Dataset rows about figures:
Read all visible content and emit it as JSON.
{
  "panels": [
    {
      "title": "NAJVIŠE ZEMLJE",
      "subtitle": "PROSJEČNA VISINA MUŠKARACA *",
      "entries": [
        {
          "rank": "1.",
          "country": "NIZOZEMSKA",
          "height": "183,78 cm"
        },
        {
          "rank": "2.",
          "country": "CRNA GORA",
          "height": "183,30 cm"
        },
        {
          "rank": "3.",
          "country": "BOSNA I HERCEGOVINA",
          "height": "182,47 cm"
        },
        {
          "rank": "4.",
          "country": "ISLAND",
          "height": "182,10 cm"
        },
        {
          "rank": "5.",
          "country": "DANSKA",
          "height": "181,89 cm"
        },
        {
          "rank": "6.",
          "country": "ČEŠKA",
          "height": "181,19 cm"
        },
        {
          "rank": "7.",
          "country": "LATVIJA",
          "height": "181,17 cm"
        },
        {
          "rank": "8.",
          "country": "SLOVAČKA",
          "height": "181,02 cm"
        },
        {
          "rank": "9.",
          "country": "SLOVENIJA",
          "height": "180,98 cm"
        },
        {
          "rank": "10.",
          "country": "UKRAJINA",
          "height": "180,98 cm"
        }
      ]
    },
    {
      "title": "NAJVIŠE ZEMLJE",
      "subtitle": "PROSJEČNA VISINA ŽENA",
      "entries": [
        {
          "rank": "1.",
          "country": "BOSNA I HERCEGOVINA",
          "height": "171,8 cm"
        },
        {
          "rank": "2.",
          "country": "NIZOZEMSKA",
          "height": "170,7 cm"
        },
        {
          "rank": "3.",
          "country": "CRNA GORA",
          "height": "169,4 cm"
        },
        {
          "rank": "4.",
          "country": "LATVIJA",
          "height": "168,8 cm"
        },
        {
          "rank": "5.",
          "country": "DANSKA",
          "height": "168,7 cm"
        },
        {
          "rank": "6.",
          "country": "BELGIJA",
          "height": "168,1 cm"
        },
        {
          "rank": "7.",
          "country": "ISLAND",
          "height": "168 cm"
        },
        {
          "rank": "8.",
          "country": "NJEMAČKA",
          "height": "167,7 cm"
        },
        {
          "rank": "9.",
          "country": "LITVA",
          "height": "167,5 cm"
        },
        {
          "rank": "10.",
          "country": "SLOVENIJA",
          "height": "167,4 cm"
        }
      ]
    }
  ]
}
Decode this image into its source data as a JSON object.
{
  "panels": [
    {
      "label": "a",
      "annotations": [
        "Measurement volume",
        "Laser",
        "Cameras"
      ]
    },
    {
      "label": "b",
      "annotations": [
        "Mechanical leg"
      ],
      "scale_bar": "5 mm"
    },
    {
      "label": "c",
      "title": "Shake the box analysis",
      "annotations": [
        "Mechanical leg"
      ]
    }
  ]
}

__Task statement__.
Above are the records; retype every one exactly.

__Right answer__.
Read all visible content and emit it as JSON.
{
  "panels": [
    {
      "title": "NAJVIŠE ZEMLJE",
      "subtitle": "PROSJEČNA VISINA MUŠKARACA *",
      "entries": [
        {
          "rank": "1.",
          "country": "NIZOZEMSKA",
          "height": "183,78 cm"
        },
        {
          "rank": "2.",
          "country": "CRNA GORA",
          "height": "183,30 cm"
        },
        {
          "rank": "3.",
          "country": "BOSNA I HERCEGOVINA",
          "height": "182,47 cm"
        },
        {
          "rank": "4.",
          "country": "ISLAND",
          "height": "182,10 cm"
        },
        {
          "rank": "5.",
          "country": "DANSKA",
          "height": "181,89 cm"
        },
        {
          "rank": "6.",
          "country": "ČEŠKA",
          "height": "181,19 cm"
        },
        {
          "rank": "7.",
          "country": "LATVIJA",
          "height": "181,17 cm"
        },
        {
          "rank": "8.",
          "country": "SLOVAČKA",
          "height": "181,02 cm"
        },
        {
          "rank": "9.",
          "country": "SLOVENIJA",
          "height": "180,98 cm"
        },
        {
          "rank": "10.",
          "country": "UKRAJINA",
          "height": "180,98 cm"
        }
      ]
    },
    {
      "title": "NAJVIŠE ZEMLJE",
      "subtitle": "PROSJEČNA VISINA ŽENA",
      "entries": [
        {
          "rank": "1.",
          "country": "BOSNA I HERCEGOVINA",
          "height": "171,8 cm"
        },
        {
          "rank": "2.",
          "country": "NIZOZEMSKA",
          "height": "170,7 cm"
        },
        {
          "rank": "3.",
          "country": "CRNA GORA",
          "height": "169,4 cm"
        },
        {
          "rank": "4.",
          "country": "LATVIJA",
          "height": "168,8 cm"
        },
        {
          "rank": "5.",
          "country": "DANSKA",
          "height": "168,7 cm"
        },
        {
          "rank": "6.",
          "country": "BELGIJA",
          "height": "168,1 cm"
        },
        {
          "rank": "7.",
          "country": "ISLAND",
          "height": "168 cm"
        },
        {
          "rank": "8.",
          "country": "NJEMAČKA",
          "height": "167,7 cm"
        },
        {
          "rank": "9.",
          "country": "LITVA",
          "height": "167,5 cm"
        },
        {
          "rank": "10.",
          "country": "SLOVENIJA",
          "height": "167,4 cm"
        }
      ]
    }
  ]
}
Decode this image into its source data as a JSON object.
{
  "panels": [
    {
      "label": "a",
      "annotations": [
        "Measurement volume",
        "Laser",
        "Cameras"
      ]
    },
    {
      "label": "b",
      "annotations": [
        "Mechanical leg"
      ],
      "scale_bar": "5 mm"
    },
    {
      "label": "c",
      "title": "Shake the box analysis",
      "annotations": [
        "Mechanical leg"
      ]
    }
  ]
}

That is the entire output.